## Start Data provided
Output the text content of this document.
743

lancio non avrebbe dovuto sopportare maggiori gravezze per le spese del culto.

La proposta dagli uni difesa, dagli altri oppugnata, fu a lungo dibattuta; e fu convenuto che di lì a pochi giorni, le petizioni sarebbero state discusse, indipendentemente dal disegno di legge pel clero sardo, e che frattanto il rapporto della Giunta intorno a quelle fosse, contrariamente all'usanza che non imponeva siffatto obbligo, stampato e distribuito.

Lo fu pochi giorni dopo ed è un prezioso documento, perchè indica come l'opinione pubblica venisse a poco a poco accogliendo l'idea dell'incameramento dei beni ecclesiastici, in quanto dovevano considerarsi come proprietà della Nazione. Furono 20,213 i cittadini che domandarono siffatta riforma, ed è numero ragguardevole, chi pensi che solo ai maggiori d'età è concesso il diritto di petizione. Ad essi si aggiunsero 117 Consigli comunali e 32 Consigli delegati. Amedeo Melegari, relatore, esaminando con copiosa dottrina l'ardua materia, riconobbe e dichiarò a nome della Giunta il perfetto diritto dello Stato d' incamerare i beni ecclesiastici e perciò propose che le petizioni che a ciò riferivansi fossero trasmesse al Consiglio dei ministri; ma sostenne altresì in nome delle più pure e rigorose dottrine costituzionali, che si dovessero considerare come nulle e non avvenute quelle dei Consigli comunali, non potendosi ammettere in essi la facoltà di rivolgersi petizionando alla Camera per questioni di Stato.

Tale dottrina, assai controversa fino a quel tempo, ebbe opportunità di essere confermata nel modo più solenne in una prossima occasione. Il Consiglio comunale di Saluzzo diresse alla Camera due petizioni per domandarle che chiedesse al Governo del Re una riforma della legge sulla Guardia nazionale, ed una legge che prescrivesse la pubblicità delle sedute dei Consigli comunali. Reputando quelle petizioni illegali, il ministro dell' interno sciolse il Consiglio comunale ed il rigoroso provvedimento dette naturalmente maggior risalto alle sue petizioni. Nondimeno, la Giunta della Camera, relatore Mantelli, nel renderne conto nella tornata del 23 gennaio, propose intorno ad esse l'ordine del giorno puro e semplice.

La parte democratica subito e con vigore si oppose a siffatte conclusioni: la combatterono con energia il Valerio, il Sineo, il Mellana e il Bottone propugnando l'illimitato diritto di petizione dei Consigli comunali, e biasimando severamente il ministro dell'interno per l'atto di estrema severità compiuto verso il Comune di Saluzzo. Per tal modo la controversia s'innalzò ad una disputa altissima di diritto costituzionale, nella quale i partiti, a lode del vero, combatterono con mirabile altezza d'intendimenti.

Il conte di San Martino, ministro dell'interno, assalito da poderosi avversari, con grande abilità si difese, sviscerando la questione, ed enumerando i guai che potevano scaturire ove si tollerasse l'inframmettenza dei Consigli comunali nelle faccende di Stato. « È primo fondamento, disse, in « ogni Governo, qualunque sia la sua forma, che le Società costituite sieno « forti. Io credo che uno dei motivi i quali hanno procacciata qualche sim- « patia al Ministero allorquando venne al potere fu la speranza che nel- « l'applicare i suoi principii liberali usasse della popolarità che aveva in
## End Data provided
> **Objective**
Write every record out again, unaltered.

> **Result of this exercise**
Output the text content of this document.
743

lancio non avrebbe dovuto sopportare maggiori gravezze per le spese del culto.

La proposta dagli uni difesa, dagli altri oppugnata, fu a lungo dibattuta; e fu convenuto che di lì a pochi giorni, le petizioni sarebbero state discusse, indipendentemente dal disegno di legge pel clero sardo, e che frattanto il rapporto della Giunta intorno a quelle fosse, contrariamente all'usanza che non imponeva siffatto obbligo, stampato e distribuito.

Lo fu pochi giorni dopo ed è un prezioso documento, perchè indica come l'opinione pubblica venisse a poco a poco accogliendo l'idea dell'incameramento dei beni ecclesiastici, in quanto dovevano considerarsi come proprietà della Nazione. Furono 20,213 i cittadini che domandarono siffatta riforma, ed è numero ragguardevole, chi pensi che solo ai maggiori d'età è concesso il diritto di petizione. Ad essi si aggiunsero 117 Consigli comunali e 32 Consigli delegati. Amedeo Melegari, relatore, esaminando con copiosa dottrina l'ardua materia, riconobbe e dichiarò a nome della Giunta il perfetto diritto dello Stato d' incamerare i beni ecclesiastici e perciò propose che le petizioni che a ciò riferivansi fossero trasmesse al Consiglio dei ministri; ma sostenne altresì in nome delle più pure e rigorose dottrine costituzionali, che si dovessero considerare come nulle e non avvenute quelle dei Consigli comunali, non potendosi ammettere in essi la facoltà di rivolgersi petizionando alla Camera per questioni di Stato.

Tale dottrina, assai controversa fino a quel tempo, ebbe opportunità di essere confermata nel modo più solenne in una prossima occasione. Il Consiglio comunale di Saluzzo diresse alla Camera due petizioni per domandarle che chiedesse al Governo del Re una riforma della legge sulla Guardia nazionale, ed una legge che prescrivesse la pubblicità delle sedute dei Consigli comunali. Reputando quelle petizioni illegali, il ministro dell' interno sciolse il Consiglio comunale ed il rigoroso provvedimento dette naturalmente maggior risalto alle sue petizioni. Nondimeno, la Giunta della Camera, relatore Mantelli, nel renderne conto nella tornata del 23 gennaio, propose intorno ad esse l'ordine del giorno puro e semplice.

La parte democratica subito e con vigore si oppose a siffatte conclusioni: la combatterono con energia il Valerio, il Sineo, il Mellana e il Bottone propugnando l'illimitato diritto di petizione dei Consigli comunali, e biasimando severamente il ministro dell'interno per l'atto di estrema severità compiuto verso il Comune di Saluzzo. Per tal modo la controversia s'innalzò ad una disputa altissima di diritto costituzionale, nella quale i partiti, a lode del vero, combatterono con mirabile altezza d'intendimenti.

Il conte di San Martino, ministro dell'interno, assalito da poderosi avversari, con grande abilità si difese, sviscerando la questione, ed enumerando i guai che potevano scaturire ove si tollerasse l'inframmettenza dei Consigli comunali nelle faccende di Stato. « È primo fondamento, disse, in « ogni Governo, qualunque sia la sua forma, che le Società costituite sieno « forti. Io credo che uno dei motivi i quali hanno procacciata qualche sim- « patia al Ministero allorquando venne al potere fu la speranza che nel- « l'applicare i suoi principii liberali usasse della popolarità che aveva in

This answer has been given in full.